> **WHAT THE TASK ASKS**: Pick out every line with the word "Output" and copy it.

[Raw records]
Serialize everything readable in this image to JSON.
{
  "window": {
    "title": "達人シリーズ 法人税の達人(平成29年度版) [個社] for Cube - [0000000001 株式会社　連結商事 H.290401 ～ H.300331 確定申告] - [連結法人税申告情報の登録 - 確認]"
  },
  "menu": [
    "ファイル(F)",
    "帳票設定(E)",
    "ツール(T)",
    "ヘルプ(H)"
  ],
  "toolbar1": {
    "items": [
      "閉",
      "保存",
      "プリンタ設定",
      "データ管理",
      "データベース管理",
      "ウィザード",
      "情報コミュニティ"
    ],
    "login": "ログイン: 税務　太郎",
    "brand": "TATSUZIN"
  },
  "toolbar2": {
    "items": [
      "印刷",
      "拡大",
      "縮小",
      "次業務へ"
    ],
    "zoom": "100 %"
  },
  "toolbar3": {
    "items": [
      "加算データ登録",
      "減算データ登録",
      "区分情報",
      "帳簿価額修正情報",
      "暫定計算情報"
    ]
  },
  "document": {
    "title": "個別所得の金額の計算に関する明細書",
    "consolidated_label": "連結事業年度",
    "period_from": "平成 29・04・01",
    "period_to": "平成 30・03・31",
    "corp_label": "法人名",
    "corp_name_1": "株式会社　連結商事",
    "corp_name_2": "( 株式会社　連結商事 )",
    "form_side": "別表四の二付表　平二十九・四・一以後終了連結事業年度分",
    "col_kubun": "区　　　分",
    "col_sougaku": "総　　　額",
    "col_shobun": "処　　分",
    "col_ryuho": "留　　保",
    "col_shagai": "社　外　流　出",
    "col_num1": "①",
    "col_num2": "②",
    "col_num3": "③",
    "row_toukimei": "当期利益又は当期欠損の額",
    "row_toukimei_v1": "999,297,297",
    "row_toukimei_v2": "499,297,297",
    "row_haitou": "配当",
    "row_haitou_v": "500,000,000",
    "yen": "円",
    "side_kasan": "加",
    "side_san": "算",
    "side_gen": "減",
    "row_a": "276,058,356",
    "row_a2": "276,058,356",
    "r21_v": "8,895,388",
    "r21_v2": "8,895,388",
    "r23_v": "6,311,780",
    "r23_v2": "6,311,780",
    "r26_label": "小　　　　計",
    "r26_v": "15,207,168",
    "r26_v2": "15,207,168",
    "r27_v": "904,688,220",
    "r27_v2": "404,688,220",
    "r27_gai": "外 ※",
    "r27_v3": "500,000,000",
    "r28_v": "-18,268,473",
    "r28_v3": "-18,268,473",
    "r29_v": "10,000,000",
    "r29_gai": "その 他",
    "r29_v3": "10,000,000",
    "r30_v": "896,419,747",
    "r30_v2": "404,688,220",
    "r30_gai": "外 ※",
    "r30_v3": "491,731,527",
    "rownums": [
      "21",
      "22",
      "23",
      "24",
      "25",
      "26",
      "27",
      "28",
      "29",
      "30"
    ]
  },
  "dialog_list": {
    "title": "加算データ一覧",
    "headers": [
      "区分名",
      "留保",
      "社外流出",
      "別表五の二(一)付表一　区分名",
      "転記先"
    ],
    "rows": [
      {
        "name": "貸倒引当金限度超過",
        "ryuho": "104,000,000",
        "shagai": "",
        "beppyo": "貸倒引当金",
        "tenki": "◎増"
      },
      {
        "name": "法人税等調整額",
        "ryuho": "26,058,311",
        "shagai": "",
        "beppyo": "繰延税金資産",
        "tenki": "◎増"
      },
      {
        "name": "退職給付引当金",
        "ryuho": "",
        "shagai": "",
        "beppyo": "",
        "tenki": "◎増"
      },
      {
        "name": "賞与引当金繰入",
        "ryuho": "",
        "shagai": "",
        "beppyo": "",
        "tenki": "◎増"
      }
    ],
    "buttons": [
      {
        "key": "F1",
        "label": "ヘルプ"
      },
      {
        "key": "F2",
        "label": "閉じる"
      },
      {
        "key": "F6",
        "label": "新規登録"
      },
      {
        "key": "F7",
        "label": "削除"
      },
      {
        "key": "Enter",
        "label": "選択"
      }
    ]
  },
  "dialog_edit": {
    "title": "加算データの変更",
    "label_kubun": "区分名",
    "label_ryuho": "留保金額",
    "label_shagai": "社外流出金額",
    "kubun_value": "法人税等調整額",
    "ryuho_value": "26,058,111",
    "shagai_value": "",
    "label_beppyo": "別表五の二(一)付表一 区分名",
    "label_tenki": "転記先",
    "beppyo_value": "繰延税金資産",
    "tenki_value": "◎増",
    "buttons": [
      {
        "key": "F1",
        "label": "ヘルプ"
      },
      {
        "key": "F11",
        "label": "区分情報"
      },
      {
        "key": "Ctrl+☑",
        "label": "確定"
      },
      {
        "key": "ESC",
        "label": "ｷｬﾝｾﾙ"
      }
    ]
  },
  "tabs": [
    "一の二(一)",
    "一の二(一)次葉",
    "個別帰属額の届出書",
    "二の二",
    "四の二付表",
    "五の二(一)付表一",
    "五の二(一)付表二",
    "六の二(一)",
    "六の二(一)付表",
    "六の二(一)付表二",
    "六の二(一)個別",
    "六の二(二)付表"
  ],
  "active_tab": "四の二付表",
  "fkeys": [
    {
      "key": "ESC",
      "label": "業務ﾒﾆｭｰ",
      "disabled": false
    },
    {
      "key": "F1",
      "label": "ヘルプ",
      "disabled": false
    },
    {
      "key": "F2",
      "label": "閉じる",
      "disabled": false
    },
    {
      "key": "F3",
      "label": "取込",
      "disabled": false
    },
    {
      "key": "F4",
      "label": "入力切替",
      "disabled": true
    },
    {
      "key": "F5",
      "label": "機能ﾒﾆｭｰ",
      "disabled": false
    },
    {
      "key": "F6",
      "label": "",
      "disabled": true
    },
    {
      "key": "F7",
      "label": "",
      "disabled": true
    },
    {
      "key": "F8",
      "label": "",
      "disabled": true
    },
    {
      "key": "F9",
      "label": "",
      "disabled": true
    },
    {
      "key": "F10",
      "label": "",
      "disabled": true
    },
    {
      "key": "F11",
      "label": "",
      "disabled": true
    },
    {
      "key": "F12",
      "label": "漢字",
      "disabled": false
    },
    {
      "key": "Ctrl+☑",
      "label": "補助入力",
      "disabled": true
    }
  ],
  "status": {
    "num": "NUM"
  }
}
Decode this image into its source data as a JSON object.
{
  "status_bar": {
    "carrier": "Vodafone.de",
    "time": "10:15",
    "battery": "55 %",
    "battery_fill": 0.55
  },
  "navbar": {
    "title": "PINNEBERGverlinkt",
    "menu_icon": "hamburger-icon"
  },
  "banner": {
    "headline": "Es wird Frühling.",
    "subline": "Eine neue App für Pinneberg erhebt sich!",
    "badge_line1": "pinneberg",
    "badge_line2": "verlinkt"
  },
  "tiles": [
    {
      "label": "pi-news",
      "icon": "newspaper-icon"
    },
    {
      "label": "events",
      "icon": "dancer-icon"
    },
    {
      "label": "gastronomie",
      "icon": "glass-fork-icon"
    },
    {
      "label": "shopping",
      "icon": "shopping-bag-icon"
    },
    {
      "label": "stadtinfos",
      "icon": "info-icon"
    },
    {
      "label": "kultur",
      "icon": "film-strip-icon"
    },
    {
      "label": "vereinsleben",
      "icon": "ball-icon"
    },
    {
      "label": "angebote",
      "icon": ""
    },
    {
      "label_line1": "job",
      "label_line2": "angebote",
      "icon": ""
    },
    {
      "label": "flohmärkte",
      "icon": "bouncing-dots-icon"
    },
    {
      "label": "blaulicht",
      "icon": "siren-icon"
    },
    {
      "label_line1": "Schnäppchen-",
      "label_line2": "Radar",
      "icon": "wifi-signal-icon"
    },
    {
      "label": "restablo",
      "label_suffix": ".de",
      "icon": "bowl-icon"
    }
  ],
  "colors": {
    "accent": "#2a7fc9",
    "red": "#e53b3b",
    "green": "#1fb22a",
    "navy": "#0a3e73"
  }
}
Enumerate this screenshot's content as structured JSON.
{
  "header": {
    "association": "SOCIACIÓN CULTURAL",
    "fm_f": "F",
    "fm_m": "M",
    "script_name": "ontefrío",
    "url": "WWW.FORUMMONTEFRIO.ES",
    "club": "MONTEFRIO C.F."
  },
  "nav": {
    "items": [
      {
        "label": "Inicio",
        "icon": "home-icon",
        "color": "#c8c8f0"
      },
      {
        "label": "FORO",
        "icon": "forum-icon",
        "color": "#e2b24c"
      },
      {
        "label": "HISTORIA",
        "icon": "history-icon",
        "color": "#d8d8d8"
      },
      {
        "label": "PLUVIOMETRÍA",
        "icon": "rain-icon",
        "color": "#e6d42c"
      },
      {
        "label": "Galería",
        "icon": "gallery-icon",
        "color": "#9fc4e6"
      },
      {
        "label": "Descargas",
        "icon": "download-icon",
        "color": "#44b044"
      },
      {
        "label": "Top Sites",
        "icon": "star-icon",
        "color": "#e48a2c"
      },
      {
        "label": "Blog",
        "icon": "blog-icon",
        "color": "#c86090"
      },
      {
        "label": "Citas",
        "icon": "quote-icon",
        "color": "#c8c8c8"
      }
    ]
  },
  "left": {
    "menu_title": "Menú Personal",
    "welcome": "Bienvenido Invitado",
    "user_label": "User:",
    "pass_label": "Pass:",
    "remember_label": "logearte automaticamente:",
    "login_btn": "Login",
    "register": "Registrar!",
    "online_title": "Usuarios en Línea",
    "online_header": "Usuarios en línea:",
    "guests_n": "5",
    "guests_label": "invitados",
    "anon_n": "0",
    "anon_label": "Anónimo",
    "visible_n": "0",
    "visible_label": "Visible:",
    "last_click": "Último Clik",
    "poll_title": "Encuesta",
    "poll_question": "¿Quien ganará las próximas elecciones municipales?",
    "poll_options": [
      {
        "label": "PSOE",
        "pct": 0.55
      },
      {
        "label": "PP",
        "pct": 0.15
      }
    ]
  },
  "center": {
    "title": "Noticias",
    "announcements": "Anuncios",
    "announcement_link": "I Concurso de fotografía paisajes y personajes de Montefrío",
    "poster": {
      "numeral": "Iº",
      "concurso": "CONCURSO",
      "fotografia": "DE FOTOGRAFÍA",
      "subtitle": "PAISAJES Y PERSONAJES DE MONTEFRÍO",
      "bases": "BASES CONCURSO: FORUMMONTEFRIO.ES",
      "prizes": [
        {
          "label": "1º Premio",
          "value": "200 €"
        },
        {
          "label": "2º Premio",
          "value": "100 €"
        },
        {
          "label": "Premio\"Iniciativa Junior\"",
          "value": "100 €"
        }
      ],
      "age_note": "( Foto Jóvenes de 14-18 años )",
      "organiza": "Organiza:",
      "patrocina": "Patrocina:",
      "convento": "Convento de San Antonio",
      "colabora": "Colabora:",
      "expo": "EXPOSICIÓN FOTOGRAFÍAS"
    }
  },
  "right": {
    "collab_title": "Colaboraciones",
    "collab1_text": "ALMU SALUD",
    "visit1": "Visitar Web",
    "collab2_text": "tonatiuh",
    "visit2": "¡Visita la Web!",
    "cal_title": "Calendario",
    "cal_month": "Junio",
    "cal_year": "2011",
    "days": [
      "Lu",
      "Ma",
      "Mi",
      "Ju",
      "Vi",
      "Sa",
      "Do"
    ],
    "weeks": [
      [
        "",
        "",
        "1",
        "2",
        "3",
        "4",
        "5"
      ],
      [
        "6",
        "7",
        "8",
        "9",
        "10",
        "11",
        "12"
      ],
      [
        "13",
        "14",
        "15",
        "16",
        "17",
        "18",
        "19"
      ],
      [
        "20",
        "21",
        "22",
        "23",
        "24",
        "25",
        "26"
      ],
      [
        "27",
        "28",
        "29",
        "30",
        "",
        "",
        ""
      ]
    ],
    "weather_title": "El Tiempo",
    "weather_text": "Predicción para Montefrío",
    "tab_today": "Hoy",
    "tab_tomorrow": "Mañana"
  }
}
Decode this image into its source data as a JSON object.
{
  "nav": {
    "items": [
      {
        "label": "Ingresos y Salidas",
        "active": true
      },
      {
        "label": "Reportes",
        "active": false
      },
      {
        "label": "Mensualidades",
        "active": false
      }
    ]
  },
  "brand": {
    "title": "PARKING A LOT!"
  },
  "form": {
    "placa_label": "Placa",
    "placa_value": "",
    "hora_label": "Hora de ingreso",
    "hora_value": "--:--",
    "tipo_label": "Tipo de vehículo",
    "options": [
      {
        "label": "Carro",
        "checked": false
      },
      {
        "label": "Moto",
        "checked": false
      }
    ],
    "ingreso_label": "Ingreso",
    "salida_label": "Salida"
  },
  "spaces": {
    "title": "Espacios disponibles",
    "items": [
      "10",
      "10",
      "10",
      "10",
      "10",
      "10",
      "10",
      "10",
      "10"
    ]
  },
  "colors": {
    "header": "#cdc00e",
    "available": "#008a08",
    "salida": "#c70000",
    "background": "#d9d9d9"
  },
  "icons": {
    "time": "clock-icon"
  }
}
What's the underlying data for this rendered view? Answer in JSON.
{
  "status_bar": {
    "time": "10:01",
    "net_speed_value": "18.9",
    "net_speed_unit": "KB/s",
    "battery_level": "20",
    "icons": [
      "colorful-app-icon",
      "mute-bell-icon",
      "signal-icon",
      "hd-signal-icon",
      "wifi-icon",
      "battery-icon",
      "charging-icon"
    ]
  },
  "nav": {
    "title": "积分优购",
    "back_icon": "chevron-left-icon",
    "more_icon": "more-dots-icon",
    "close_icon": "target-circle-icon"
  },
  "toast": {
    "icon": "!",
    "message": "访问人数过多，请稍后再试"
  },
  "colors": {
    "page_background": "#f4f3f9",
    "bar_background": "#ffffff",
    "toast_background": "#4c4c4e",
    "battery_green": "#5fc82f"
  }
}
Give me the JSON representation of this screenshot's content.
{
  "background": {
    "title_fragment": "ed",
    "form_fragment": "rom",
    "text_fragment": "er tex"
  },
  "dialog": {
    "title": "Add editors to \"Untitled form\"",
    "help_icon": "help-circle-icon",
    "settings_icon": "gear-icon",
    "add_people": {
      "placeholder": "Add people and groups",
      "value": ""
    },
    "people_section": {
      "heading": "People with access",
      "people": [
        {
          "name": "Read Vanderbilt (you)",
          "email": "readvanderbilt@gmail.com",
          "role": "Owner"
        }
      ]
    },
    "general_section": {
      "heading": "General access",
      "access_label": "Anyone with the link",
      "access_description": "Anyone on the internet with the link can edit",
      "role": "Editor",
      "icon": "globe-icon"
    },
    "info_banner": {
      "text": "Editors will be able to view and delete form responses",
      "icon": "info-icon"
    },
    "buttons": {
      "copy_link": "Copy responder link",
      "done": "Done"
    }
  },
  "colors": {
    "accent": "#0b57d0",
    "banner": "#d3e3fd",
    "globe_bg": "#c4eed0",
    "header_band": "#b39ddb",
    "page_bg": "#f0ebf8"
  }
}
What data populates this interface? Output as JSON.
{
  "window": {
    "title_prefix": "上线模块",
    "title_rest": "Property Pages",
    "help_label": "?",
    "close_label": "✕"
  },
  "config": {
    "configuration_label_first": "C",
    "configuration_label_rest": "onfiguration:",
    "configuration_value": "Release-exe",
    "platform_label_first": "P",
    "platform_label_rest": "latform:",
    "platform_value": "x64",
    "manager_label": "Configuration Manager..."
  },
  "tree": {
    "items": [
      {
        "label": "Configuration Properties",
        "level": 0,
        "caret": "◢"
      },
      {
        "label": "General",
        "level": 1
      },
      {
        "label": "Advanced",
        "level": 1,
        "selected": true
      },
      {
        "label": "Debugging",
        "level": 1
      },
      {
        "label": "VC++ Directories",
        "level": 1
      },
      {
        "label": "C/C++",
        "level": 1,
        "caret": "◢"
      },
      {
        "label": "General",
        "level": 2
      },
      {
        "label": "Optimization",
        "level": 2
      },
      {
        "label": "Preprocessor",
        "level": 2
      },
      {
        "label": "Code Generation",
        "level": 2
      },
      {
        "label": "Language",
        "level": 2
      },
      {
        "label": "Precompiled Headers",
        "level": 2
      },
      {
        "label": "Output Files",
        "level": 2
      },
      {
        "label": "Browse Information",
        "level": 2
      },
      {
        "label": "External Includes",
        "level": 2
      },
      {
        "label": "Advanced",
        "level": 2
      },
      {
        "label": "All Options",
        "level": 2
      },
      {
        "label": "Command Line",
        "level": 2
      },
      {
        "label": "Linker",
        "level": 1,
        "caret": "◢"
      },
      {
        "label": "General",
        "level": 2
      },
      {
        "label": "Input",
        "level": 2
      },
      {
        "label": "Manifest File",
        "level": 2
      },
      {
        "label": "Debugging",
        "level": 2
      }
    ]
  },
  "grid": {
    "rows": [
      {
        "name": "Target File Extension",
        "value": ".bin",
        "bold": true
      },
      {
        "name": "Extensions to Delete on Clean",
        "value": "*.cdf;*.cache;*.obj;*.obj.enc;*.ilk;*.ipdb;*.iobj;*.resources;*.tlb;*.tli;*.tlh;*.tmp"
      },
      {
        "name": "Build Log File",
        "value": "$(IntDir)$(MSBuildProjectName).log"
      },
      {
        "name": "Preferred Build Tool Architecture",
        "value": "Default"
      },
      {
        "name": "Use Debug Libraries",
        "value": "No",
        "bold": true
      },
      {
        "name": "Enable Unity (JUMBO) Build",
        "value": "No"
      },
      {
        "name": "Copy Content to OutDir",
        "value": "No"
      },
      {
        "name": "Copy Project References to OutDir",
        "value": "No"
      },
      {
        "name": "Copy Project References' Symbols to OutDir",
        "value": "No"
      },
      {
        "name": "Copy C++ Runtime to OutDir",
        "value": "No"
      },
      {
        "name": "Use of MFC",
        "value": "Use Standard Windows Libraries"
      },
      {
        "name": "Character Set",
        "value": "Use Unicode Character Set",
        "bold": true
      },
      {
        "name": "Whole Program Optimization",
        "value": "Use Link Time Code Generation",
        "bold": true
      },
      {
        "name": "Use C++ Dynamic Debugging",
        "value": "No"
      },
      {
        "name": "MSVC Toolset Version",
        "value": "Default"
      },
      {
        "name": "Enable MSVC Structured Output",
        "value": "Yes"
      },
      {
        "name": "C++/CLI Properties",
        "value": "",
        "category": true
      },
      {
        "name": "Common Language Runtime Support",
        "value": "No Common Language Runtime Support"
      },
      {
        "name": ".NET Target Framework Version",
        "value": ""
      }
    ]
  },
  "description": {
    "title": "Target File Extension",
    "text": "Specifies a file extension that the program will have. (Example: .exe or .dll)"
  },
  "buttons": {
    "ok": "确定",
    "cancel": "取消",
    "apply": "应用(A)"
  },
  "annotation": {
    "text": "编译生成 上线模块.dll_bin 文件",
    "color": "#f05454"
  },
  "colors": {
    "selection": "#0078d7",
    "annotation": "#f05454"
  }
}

> **REPLY TO THE TASK**:
What data populates this interface? Output as JSON.
        "label": "Output Files",
        "name": "Enable MSVC Structured Output",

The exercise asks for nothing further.